(What the exercise asks)
Work through the data line by line, gathering every line that has the word "nation".

# Start of Data rows

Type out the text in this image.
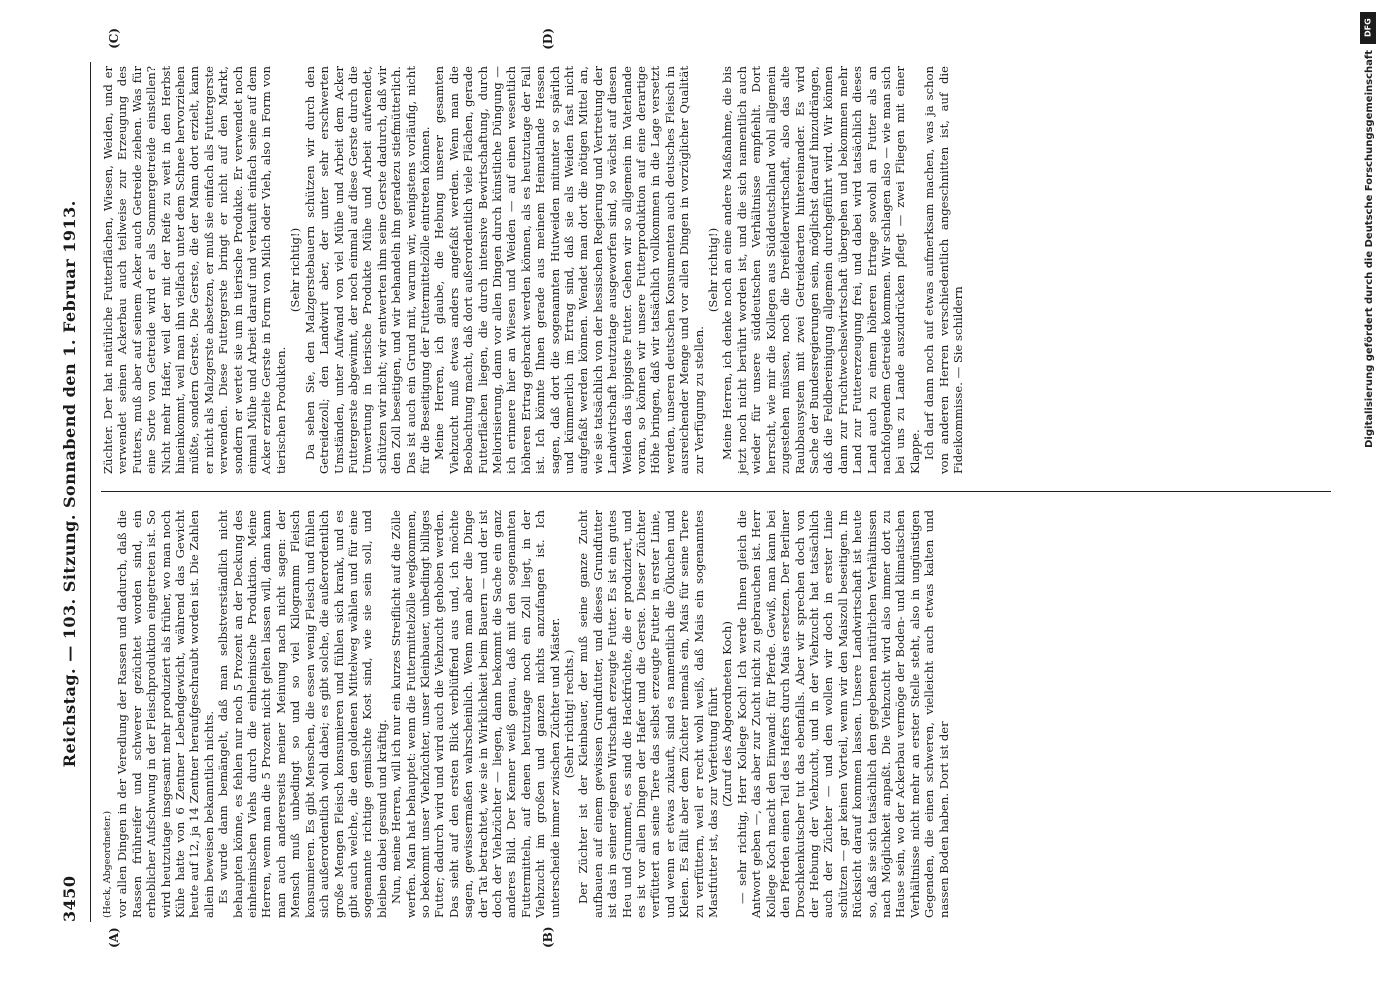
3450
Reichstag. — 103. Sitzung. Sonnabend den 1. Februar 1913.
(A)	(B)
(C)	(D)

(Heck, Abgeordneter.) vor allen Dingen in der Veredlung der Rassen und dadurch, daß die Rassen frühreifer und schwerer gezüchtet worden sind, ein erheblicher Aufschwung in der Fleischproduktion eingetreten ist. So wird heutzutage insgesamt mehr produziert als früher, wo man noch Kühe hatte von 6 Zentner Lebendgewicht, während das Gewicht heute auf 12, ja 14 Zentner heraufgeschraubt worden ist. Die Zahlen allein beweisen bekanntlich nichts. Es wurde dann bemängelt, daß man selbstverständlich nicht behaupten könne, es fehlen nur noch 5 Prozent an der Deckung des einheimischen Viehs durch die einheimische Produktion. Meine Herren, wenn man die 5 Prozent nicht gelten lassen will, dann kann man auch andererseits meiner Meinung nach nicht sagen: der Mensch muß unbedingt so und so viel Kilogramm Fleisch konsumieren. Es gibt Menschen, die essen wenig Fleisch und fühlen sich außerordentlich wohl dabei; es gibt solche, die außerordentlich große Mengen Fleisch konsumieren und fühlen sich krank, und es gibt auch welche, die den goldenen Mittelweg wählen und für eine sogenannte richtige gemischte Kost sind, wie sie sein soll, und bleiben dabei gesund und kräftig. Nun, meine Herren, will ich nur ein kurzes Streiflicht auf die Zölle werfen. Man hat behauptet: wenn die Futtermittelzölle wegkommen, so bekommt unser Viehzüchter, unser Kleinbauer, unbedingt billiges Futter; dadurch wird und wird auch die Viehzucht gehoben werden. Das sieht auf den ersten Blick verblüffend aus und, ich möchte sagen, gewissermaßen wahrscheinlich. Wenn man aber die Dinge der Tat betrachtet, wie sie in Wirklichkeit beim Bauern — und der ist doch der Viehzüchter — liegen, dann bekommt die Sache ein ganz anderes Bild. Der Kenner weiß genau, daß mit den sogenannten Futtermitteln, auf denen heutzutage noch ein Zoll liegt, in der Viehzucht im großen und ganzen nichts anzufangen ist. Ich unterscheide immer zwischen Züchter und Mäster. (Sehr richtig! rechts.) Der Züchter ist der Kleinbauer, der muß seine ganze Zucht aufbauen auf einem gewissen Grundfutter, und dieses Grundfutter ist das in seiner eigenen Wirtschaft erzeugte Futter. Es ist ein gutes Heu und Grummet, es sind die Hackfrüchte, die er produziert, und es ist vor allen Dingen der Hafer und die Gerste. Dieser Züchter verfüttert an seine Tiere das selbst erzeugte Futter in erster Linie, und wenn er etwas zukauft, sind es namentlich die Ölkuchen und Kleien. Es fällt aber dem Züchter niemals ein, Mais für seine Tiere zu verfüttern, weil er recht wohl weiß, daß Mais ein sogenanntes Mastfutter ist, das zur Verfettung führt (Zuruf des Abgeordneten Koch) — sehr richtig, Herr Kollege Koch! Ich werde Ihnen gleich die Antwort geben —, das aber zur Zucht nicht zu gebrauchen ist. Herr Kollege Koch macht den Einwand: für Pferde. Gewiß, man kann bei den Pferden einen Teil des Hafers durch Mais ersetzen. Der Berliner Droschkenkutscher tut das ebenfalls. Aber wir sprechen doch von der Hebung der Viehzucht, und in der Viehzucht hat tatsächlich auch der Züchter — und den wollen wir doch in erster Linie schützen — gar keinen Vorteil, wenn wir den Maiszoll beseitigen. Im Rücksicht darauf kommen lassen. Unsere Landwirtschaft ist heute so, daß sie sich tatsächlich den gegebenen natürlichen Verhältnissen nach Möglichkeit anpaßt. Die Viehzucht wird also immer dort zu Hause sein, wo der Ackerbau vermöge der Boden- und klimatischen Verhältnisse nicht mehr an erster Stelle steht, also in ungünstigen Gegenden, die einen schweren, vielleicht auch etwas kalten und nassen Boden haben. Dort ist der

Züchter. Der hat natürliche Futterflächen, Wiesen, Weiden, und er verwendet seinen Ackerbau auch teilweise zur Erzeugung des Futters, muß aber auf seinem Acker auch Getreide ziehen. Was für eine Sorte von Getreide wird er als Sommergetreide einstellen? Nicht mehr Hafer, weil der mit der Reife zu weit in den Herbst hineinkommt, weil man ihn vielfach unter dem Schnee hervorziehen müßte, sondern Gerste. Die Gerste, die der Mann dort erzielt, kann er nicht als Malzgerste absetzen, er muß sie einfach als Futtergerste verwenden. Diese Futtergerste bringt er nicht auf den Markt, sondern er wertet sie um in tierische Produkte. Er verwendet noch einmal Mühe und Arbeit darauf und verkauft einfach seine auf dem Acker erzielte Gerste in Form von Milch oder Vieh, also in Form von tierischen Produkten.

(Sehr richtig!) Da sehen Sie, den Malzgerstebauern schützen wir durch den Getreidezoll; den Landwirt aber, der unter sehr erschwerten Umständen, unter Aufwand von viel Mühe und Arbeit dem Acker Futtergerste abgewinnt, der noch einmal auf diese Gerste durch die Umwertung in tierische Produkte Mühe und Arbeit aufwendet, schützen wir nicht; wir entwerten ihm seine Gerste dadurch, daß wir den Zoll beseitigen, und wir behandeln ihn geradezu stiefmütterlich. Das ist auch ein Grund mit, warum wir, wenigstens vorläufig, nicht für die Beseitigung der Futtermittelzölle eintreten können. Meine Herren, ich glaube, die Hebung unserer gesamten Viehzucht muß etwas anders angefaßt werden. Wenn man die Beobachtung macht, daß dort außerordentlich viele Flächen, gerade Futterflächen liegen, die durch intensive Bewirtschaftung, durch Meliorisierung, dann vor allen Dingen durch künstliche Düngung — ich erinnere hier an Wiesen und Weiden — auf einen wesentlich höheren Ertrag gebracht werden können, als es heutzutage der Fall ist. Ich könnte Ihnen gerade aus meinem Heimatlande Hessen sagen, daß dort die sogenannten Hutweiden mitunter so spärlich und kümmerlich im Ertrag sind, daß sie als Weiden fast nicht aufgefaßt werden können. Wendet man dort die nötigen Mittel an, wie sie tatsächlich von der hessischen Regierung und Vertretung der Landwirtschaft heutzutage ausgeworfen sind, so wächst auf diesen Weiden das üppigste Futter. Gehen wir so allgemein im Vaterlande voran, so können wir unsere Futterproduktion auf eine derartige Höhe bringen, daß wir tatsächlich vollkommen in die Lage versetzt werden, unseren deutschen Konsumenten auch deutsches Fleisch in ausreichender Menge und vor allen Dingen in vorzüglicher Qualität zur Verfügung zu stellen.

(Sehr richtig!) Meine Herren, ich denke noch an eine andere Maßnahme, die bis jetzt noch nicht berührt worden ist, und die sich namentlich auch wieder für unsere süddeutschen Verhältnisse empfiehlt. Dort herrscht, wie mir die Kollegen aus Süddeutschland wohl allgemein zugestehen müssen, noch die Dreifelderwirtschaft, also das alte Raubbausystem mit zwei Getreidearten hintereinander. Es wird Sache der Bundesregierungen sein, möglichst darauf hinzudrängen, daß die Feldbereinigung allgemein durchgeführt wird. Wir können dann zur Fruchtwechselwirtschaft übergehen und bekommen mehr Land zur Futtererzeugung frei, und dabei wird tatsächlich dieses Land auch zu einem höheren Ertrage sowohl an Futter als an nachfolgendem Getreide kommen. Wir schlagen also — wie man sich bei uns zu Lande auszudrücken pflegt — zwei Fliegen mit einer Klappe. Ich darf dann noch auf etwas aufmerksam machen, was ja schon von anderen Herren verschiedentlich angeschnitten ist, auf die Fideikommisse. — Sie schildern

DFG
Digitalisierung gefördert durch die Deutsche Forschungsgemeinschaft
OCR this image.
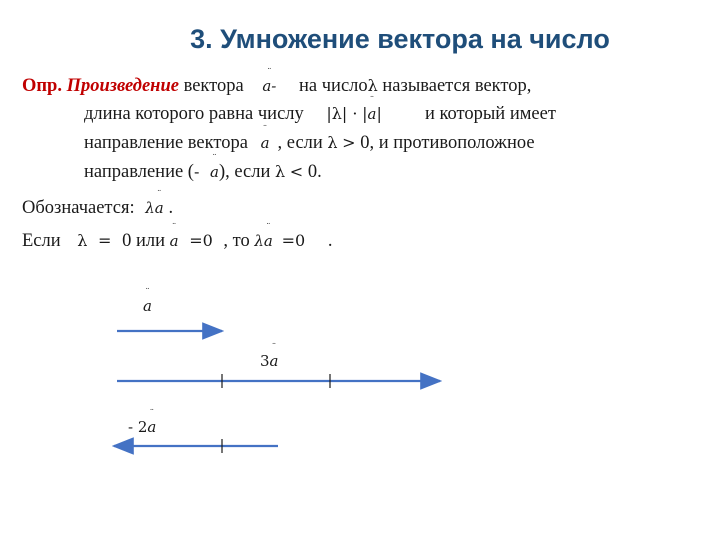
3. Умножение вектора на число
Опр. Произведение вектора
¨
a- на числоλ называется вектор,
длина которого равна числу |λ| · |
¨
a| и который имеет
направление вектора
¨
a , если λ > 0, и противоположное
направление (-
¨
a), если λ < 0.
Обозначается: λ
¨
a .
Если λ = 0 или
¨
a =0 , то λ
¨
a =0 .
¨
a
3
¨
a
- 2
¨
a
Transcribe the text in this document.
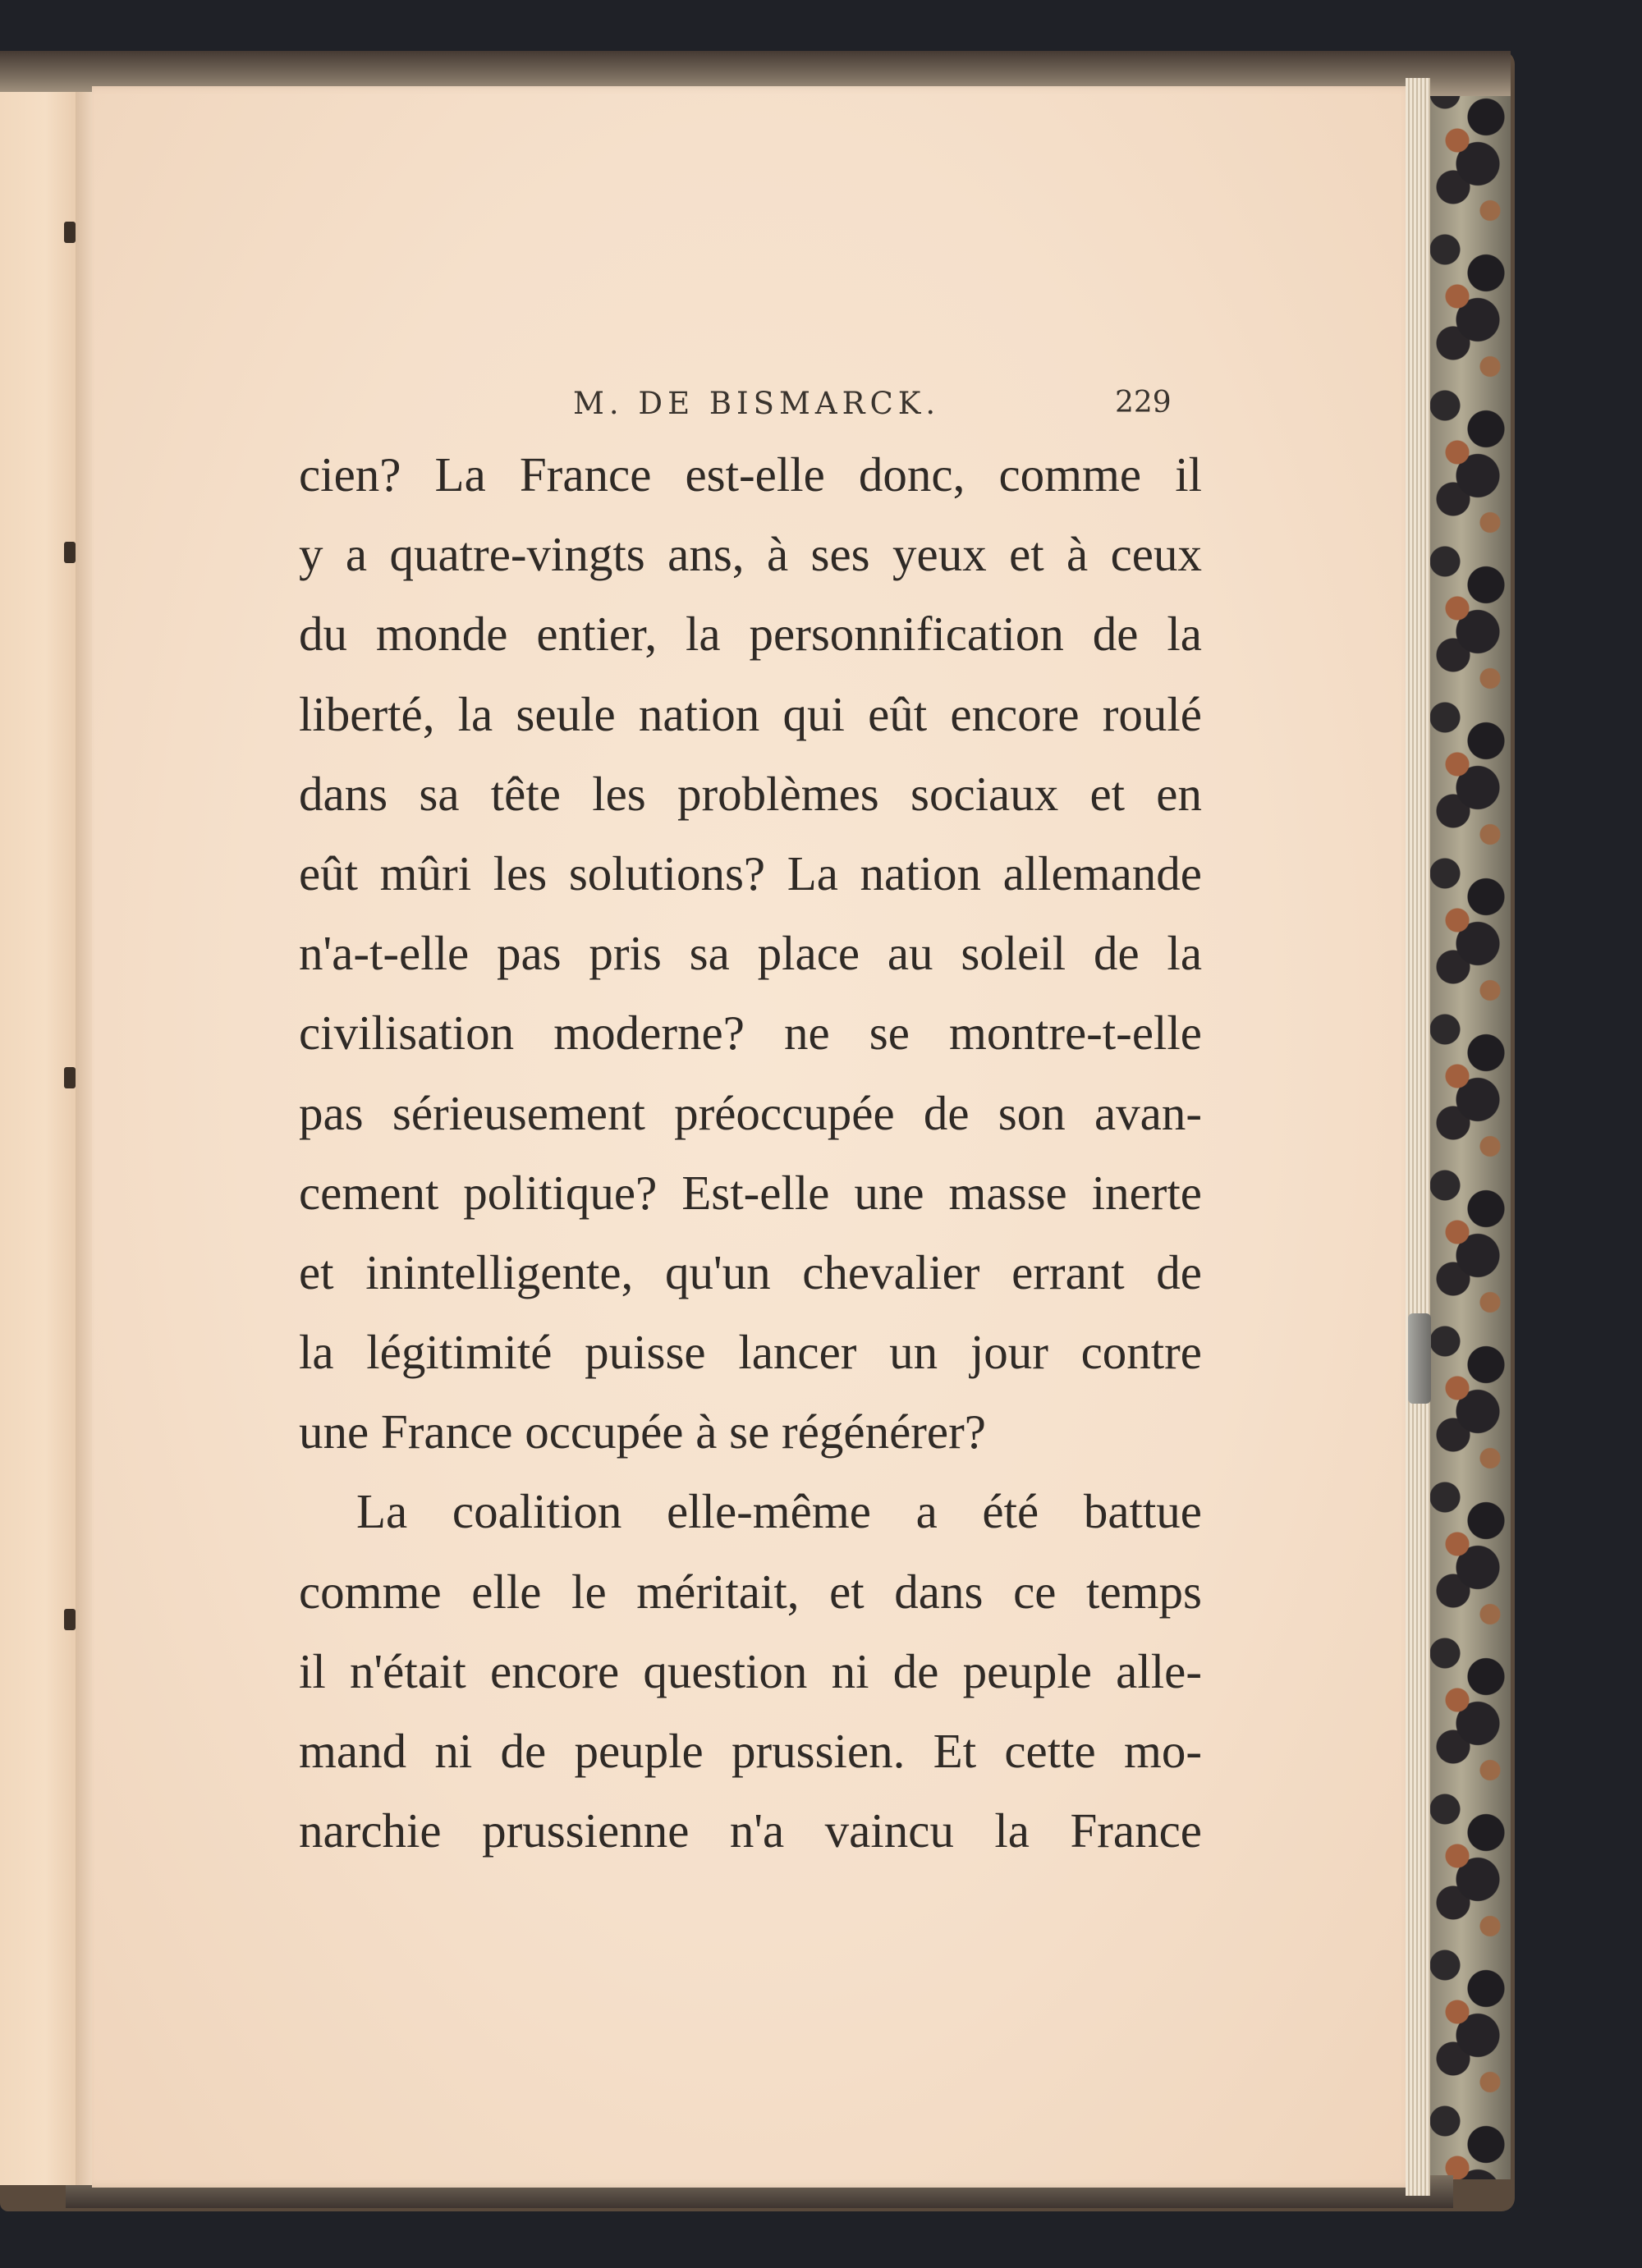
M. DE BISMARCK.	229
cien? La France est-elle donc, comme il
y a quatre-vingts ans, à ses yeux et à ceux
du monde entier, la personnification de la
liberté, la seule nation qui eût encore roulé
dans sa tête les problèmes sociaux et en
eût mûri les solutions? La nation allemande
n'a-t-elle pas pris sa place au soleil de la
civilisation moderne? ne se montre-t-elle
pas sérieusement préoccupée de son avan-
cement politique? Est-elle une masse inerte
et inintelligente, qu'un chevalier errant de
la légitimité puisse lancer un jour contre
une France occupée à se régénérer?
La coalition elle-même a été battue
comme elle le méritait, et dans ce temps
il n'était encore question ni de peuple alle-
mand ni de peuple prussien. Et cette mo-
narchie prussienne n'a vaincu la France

# End of Data rows

(Written response)
liberté, la seule nation qui eût encore roulé
eût mûri les solutions? La nation allemande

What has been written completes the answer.